▸ **YOUR INSTRUCTIONS**
Copy each line in the data that includes the word "screenshot".

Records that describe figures
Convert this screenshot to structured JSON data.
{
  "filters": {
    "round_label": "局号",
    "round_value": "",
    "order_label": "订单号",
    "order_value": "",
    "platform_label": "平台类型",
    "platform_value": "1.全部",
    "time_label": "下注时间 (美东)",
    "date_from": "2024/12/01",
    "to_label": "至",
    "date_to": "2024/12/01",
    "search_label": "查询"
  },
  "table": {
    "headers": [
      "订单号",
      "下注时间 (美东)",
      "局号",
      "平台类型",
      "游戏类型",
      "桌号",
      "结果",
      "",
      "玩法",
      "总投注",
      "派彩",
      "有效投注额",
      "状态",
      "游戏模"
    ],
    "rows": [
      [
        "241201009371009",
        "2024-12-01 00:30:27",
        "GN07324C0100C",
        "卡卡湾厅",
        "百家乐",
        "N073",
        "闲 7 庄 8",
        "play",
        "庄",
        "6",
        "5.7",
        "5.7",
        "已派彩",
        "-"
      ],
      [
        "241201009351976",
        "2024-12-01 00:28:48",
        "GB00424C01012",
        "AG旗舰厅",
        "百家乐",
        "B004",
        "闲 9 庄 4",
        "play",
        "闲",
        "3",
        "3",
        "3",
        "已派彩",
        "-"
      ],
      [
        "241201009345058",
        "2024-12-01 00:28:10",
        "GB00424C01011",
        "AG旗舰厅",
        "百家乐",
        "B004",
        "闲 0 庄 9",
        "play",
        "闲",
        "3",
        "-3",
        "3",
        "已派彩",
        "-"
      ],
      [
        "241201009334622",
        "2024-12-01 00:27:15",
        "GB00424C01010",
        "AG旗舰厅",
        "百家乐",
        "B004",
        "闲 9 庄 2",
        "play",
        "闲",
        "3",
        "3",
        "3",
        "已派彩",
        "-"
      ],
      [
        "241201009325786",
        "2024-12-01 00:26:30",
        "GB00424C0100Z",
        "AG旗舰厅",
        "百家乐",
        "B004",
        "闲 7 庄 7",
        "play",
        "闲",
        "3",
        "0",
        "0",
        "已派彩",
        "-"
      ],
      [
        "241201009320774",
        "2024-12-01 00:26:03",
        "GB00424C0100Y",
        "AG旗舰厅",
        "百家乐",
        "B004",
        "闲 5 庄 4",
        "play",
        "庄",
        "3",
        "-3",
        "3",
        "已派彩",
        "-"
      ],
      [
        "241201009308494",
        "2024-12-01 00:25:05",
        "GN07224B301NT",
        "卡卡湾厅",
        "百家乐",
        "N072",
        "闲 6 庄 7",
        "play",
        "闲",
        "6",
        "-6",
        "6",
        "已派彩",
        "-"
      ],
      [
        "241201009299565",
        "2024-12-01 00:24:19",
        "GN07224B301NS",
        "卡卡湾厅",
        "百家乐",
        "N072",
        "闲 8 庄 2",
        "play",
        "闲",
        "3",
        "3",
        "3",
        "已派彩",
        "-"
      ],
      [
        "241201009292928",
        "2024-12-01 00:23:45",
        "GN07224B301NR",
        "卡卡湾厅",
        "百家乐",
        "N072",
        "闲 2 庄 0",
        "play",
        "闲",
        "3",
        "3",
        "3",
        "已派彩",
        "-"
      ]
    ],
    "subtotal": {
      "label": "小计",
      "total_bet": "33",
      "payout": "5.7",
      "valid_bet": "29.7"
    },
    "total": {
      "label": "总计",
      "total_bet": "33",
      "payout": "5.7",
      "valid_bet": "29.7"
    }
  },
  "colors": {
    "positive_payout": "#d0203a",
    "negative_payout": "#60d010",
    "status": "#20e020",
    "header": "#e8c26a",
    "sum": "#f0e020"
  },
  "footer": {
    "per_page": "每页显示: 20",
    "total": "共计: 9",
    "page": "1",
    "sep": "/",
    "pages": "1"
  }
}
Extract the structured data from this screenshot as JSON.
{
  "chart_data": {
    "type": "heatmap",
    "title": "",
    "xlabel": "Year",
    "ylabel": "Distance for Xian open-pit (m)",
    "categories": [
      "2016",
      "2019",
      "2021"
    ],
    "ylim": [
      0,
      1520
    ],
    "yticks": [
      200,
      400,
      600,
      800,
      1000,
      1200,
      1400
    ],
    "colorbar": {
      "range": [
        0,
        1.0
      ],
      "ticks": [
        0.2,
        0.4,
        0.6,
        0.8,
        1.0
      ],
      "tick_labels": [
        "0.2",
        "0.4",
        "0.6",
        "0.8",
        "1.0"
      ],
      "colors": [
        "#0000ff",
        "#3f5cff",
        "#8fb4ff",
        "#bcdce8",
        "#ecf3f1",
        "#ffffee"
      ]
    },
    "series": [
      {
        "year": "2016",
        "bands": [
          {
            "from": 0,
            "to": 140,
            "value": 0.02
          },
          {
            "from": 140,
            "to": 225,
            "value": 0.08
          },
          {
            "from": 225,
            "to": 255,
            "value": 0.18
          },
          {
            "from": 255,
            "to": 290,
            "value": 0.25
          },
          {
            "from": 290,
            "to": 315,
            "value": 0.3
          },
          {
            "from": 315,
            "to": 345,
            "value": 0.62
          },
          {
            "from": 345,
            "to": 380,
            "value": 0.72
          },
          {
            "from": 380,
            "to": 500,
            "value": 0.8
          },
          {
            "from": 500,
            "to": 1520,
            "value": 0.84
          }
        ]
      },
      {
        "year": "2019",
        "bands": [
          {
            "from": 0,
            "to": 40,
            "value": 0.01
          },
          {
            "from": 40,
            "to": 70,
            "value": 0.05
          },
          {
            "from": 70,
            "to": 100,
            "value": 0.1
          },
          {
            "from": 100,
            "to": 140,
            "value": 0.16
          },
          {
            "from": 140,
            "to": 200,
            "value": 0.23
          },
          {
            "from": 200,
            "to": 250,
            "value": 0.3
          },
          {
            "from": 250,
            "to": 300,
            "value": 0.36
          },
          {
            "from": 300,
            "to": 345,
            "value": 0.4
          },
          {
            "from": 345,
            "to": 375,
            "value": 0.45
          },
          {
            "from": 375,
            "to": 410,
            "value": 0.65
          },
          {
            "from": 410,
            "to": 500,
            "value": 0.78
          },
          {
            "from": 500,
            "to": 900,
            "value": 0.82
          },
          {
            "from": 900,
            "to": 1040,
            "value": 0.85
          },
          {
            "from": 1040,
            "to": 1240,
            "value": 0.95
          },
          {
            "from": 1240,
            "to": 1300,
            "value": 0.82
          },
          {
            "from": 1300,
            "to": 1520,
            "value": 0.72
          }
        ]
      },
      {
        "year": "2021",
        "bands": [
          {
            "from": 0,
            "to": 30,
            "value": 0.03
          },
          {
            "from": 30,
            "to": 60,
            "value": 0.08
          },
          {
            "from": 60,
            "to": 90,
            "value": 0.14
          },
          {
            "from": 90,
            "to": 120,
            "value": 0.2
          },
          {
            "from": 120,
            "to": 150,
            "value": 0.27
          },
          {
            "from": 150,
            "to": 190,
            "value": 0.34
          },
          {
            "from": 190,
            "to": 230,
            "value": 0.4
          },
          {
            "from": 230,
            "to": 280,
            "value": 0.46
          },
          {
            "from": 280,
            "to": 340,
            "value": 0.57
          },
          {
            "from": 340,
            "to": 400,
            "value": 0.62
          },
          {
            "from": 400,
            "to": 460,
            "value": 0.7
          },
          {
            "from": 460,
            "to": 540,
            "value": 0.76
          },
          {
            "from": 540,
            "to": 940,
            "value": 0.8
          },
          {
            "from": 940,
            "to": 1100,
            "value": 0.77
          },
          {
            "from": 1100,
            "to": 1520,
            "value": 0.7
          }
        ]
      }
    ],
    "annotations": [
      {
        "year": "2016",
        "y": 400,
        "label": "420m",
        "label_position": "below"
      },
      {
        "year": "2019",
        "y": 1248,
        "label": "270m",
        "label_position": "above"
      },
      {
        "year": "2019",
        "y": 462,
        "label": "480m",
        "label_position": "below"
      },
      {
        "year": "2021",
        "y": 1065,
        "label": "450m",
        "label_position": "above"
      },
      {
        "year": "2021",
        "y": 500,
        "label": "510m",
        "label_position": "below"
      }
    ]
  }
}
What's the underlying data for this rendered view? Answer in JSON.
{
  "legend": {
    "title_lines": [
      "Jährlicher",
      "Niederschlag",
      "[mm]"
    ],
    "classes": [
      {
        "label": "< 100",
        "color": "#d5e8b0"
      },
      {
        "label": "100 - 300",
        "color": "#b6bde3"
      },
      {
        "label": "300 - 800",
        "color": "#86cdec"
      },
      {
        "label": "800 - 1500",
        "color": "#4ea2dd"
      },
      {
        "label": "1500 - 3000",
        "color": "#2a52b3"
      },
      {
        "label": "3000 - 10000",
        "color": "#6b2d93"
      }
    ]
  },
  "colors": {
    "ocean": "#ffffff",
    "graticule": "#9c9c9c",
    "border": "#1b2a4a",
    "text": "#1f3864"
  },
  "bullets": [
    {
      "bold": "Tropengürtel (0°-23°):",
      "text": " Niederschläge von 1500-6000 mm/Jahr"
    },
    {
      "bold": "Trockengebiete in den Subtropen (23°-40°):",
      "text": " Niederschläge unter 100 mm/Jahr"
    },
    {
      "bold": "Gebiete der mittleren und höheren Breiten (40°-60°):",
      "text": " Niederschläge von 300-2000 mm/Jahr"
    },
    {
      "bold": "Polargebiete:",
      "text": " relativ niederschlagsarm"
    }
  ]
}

▸ **TASK RESULT**
Convert this screenshot to structured JSON data.
Extract the structured data from this screenshot as JSON.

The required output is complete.